What is expected
Extend the passage below on the 1847–1848 banquet campaign in France, picking up right after its final sentence.

Source passage
** START **

The campagne des banquets (banquet campaign) were political meetings during the July Monarchy in France which destabilized the King of the French Louis-Philippe. The campaign officially took place from 9 July 1847 to 25 December 1847, but in fact continued until the February 1848 Revolution during which the Second Republic was proclaimed. During this campaign, the Republican triptych Liberté, égalité, fraternité resurfaced, for example in Lille with Ledru-Rollin.[1]
The banquets were private political meetings which were a way to circumvent the 1835 act prohibiting public assemblies. The first session was in Paris on 9 July 1847, and progressively spread to all of the French provinces. The prohibition of one of these meetings by François Guizot's cabinet, supposed to take place on 14 January 1848 in the 12th arrondissement of Paris, and then of another one set up for 22 February 1848, were the immediate cause of the riots which led to Louis-Philippe's abdication.
The 1846-1848 economic crisis favored the opposition, who became progressively more united. After the reforms obtained during the parliamentary session of 1847, such as the lowering of the cens tax to 100 Francs in March, the prohibition of the cumulation of administrative public offices with deputies' seat, Guizot's cabinet became more authoritarian. In preparation of the 1847-1848 parliamentary session, Louis-Philippe prohibited the meetings of the democrat, republican and liberal opposition. The more liberal of the Orleanists gathered behind Adolphe Thiers claimed a more parliamentary regime, and joined force with the Left.

** END **

Recorded information
** START **

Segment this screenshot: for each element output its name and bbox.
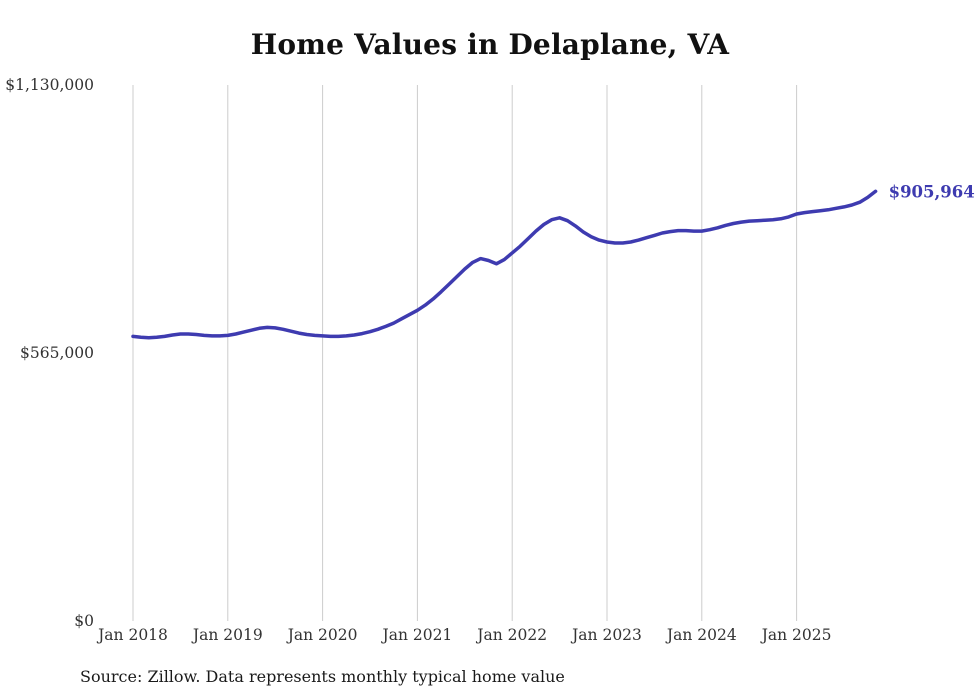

** END **

Result of this task
The moderate left-wing opposition used these banquets as occasions to organize themselves and to claim for a reform of the electoral law and a larger enfranchisement. 70 banquets attended by 17,000 persons took place from July 1847 to February 1848, in all of the country. Three days before the opening of the parliamentary session, on 25 December 1847, the campaign was officially stopped. But the King's speech on 28 December and his declared opposition to any reform relaunched the Campaign, with a solemn address being sent to the King.
The prohibition of the 22 February 1848 banquet in honor of the birthday of George Washington (the United States of America being a symbol of democracy at the time) and the unrest which followed triggered the 1848 Revolution by a union of the popular Republicans and the liberal Orleanists, who turned their back on Louis-Philippe.
The 1847 campaign of banquets was used as a model for the opposition to the Tsar Nicholas II, in 1904–1905, where it was a cause of the 1905 Russian Revolution.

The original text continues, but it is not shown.